MATERIAL TO PROCESS

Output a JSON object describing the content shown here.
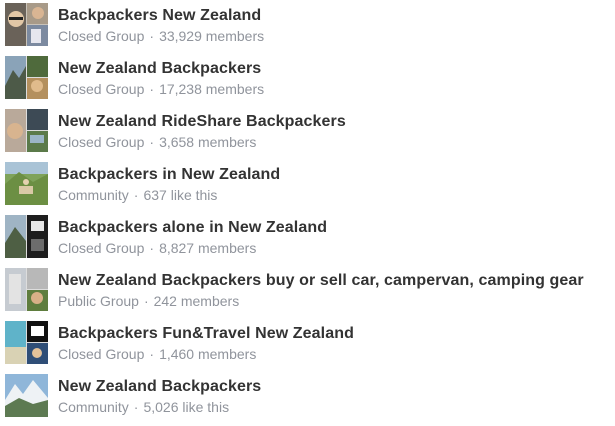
{
  "groups": [
    {
      "name": "Backpackers New Zealand",
      "type": "Closed Group",
      "count": "33,929 members",
      "thumb_icon": "group-collage-thumbnail"
    },
    {
      "name": "New Zealand Backpackers",
      "type": "Closed Group",
      "count": "17,238 members",
      "thumb_icon": "group-collage-thumbnail"
    },
    {
      "name": "New Zealand RideShare Backpackers",
      "type": "Closed Group",
      "count": "3,658 members",
      "thumb_icon": "group-collage-thumbnail"
    },
    {
      "name": "Backpackers in New Zealand",
      "type": "Community",
      "count": "637 like this",
      "thumb_icon": "landscape-thumbnail"
    },
    {
      "name": "Backpackers alone in New Zealand",
      "type": "Closed Group",
      "count": "8,827 members",
      "thumb_icon": "group-collage-thumbnail"
    },
    {
      "name": "New Zealand Backpackers buy or sell car, campervan, camping gear",
      "type": "Public Group",
      "count": "242 members",
      "thumb_icon": "group-collage-thumbnail"
    },
    {
      "name": "Backpackers Fun&Travel New Zealand",
      "type": "Closed Group",
      "count": "1,460 members",
      "thumb_icon": "group-collage-thumbnail"
    },
    {
      "name": "New Zealand Backpackers",
      "type": "Community",
      "count": "5,026 like this",
      "thumb_icon": "landscape-thumbnail"
    }
  ],
  "separator": "·",
  "colors": {
    "name": "#333333",
    "meta": "#90949c",
    "background": "#ffffff"
  }
}
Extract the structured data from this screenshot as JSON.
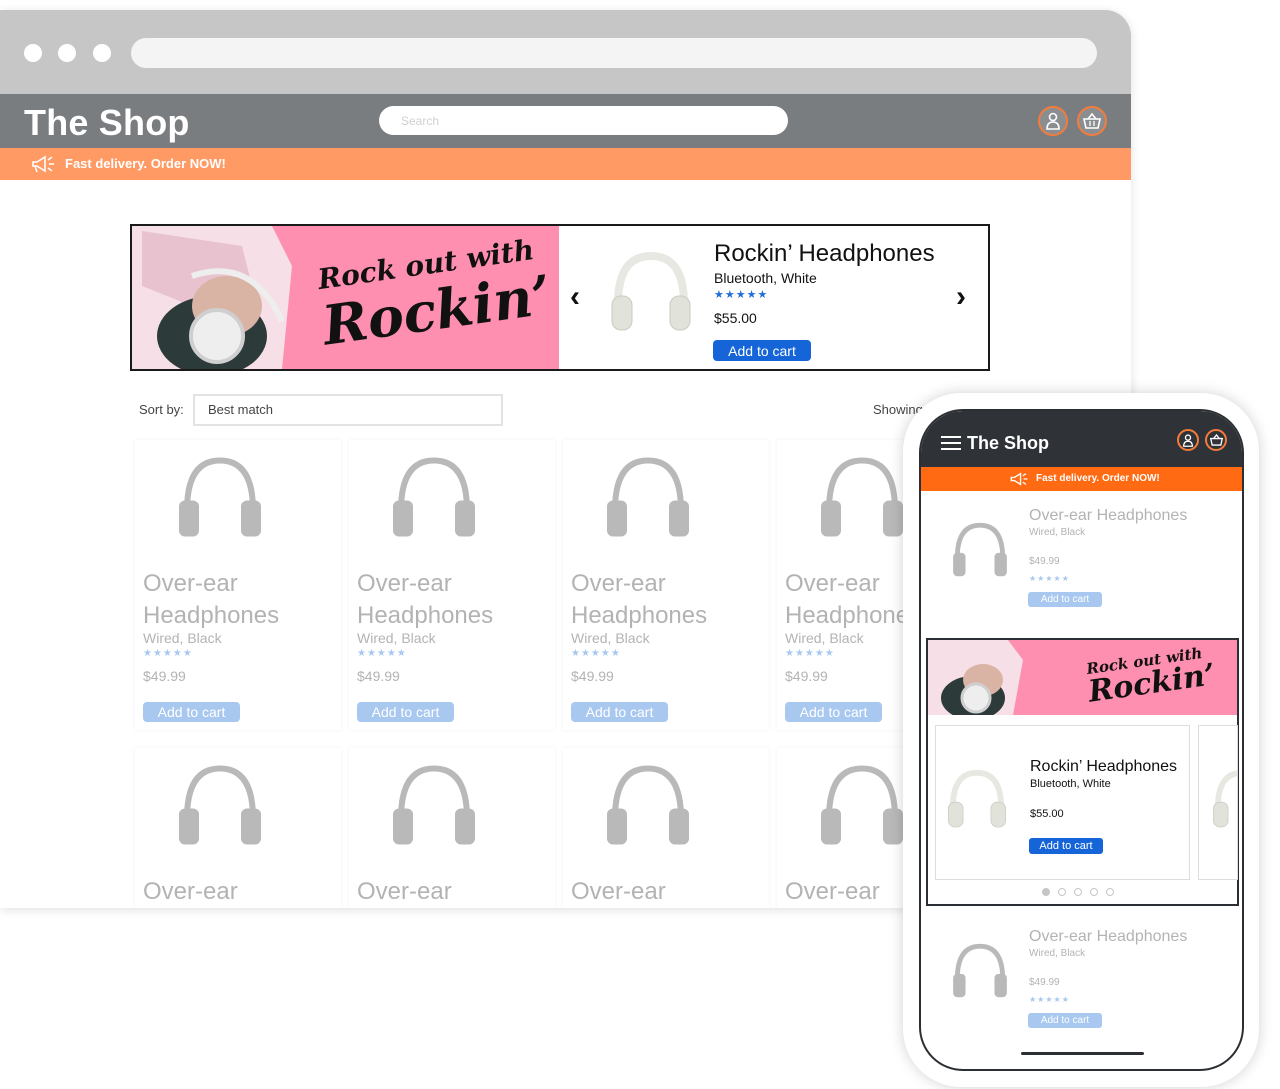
{
  "desktop": {
    "brand": "The Shop",
    "search_placeholder": "Search",
    "promo": "Fast delivery. Order NOW!",
    "hero": {
      "tagline_line1": "Rock out with",
      "tagline_line2": "Rockin’",
      "product_title": "Rockin’ Headphones",
      "product_subtitle": "Bluetooth, White",
      "stars": "★★★★★",
      "price": "$55.00",
      "add_to_cart": "Add to cart",
      "prev_arrow": "‹",
      "next_arrow": "›"
    },
    "sort_label": "Sort by:",
    "sort_value": "Best match",
    "showing_label": "Showing",
    "products": [
      {
        "name": "Over-ear Headphones",
        "spec": "Wired, Black",
        "stars": "★★★★★",
        "price": "$49.99",
        "button": "Add to cart"
      },
      {
        "name": "Over-ear Headphones",
        "spec": "Wired, Black",
        "stars": "★★★★★",
        "price": "$49.99",
        "button": "Add to cart"
      },
      {
        "name": "Over-ear Headphones",
        "spec": "Wired, Black",
        "stars": "★★★★★",
        "price": "$49.99",
        "button": "Add to cart"
      },
      {
        "name": "Over-ear Headphone",
        "spec": "Wired, Black",
        "stars": "★★★★★",
        "price": "$49.99",
        "button": "Add to cart"
      }
    ],
    "row2_names": [
      "Over-ear",
      "Over-ear",
      "Over-ear",
      "Over-ear"
    ]
  },
  "mobile": {
    "brand": "The Shop",
    "promo": "Fast delivery. Order NOW!",
    "item_top": {
      "name": "Over-ear Headphones",
      "spec": "Wired, Black",
      "price": "$49.99",
      "stars": "★★★★★",
      "button": "Add to cart"
    },
    "hero": {
      "tagline_line1": "Rock out with",
      "tagline_line2": "Rockin’",
      "product_title": "Rockin’ Headphones",
      "product_subtitle": "Bluetooth, White",
      "price": "$55.00",
      "add_to_cart": "Add to cart"
    },
    "item_bottom": {
      "name": "Over-ear Headphones",
      "spec": "Wired, Black",
      "price": "$49.99",
      "stars": "★★★★★",
      "button": "Add to cart"
    }
  },
  "colors": {
    "topbar": "#7a7d80",
    "promo": "#ff9a64",
    "mobile_promo": "#ff6a13",
    "hero_pink": "#ff8fb1",
    "primary_button": "#1565d8",
    "faded_button": "#a8c8f0"
  },
  "icons": [
    "megaphone-icon",
    "user-icon",
    "basket-icon",
    "hamburger-menu-icon",
    "chevron-left-icon",
    "chevron-right-icon",
    "headphones-icon"
  ]
}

TASK TO COMPLETE
Extract the entries in full, exactly as they are, minus the pictures.

CORRECT ANSWER
Output a JSON object describing the content shown here.
{
  "groups": [
    {
      "name": "Backpackers New Zealand",
      "type": "Closed Group",
      "count": "33,929 members",
      "thumb_icon": "group-collage-thumbnail"
    },
    {
      "name": "New Zealand Backpackers",
      "type": "Closed Group",
      "count": "17,238 members",
      "thumb_icon": "group-collage-thumbnail"
    },
    {
      "name": "New Zealand RideShare Backpackers",
      "type": "Closed Group",
      "count": "3,658 members",
      "thumb_icon": "group-collage-thumbnail"
    },
    {
      "name": "Backpackers in New Zealand",
      "type": "Community",
      "count": "637 like this",
      "thumb_icon": "landscape-thumbnail"
    },
    {
      "name": "Backpackers alone in New Zealand",
      "type": "Closed Group",
      "count": "8,827 members",
      "thumb_icon": "group-collage-thumbnail"
    },
    {
      "name": "New Zealand Backpackers buy or sell car, campervan, camping gear",
      "type": "Public Group",
      "count": "242 members",
      "thumb_icon": "group-collage-thumbnail"
    },
    {
      "name": "Backpackers Fun&Travel New Zealand",
      "type": "Closed Group",
      "count": "1,460 members",
      "thumb_icon": "group-collage-thumbnail"
    },
    {
      "name": "New Zealand Backpackers",
      "type": "Community",
      "count": "5,026 like this",
      "thumb_icon": "landscape-thumbnail"
    }
  ],
  "separator": "·",
  "colors": {
    "name": "#333333",
    "meta": "#90949c",
    "background": "#ffffff"
  }
}
Extract the structured data from this screenshot as JSON.
{
  "desktop": {
    "brand": "The Shop",
    "search_placeholder": "Search",
    "promo": "Fast delivery. Order NOW!",
    "hero": {
      "tagline_line1": "Rock out with",
      "tagline_line2": "Rockin’",
      "product_title": "Rockin’ Headphones",
      "product_subtitle": "Bluetooth, White",
      "stars": "★★★★★",
      "price": "$55.00",
      "add_to_cart": "Add to cart",
      "prev_arrow": "‹",
      "next_arrow": "›"
    },
    "sort_label": "Sort by:",
    "sort_value": "Best match",
    "showing_label": "Showing",
    "products": [
      {
        "name": "Over-ear Headphones",
        "spec": "Wired, Black",
        "stars": "★★★★★",
        "price": "$49.99",
        "button": "Add to cart"
      },
      {
        "name": "Over-ear Headphones",
        "spec": "Wired, Black",
        "stars": "★★★★★",
        "price": "$49.99",
        "button": "Add to cart"
      },
      {
        "name": "Over-ear Headphones",
        "spec": "Wired, Black",
        "stars": "★★★★★",
        "price": "$49.99",
        "button": "Add to cart"
      },
      {
        "name": "Over-ear Headphone",
        "spec": "Wired, Black",
        "stars": "★★★★★",
        "price": "$49.99",
        "button": "Add to cart"
      }
    ],
    "row2_names": [
      "Over-ear",
      "Over-ear",
      "Over-ear",
      "Over-ear"
    ]
  },
  "mobile": {
    "brand": "The Shop",
    "promo": "Fast delivery. Order NOW!",
    "item_top": {
      "name": "Over-ear Headphones",
      "spec": "Wired, Black",
      "price": "$49.99",
      "stars": "★★★★★",
      "button": "Add to cart"
    },
    "hero": {
      "tagline_line1": "Rock out with",
      "tagline_line2": "Rockin’",
      "product_title": "Rockin’ Headphones",
      "product_subtitle": "Bluetooth, White",
      "price": "$55.00",
      "add_to_cart": "Add to cart"
    },
    "item_bottom": {
      "name": "Over-ear Headphones",
      "spec": "Wired, Black",
      "price": "$49.99",
      "stars": "★★★★★",
      "button": "Add to cart"
    }
  },
  "colors": {
    "topbar": "#7a7d80",
    "promo": "#ff9a64",
    "mobile_promo": "#ff6a13",
    "hero_pink": "#ff8fb1",
    "primary_button": "#1565d8",
    "faded_button": "#a8c8f0"
  },
  "icons": [
    "megaphone-icon",
    "user-icon",
    "basket-icon",
    "hamburger-menu-icon",
    "chevron-left-icon",
    "chevron-right-icon",
    "headphones-icon"
  ]
}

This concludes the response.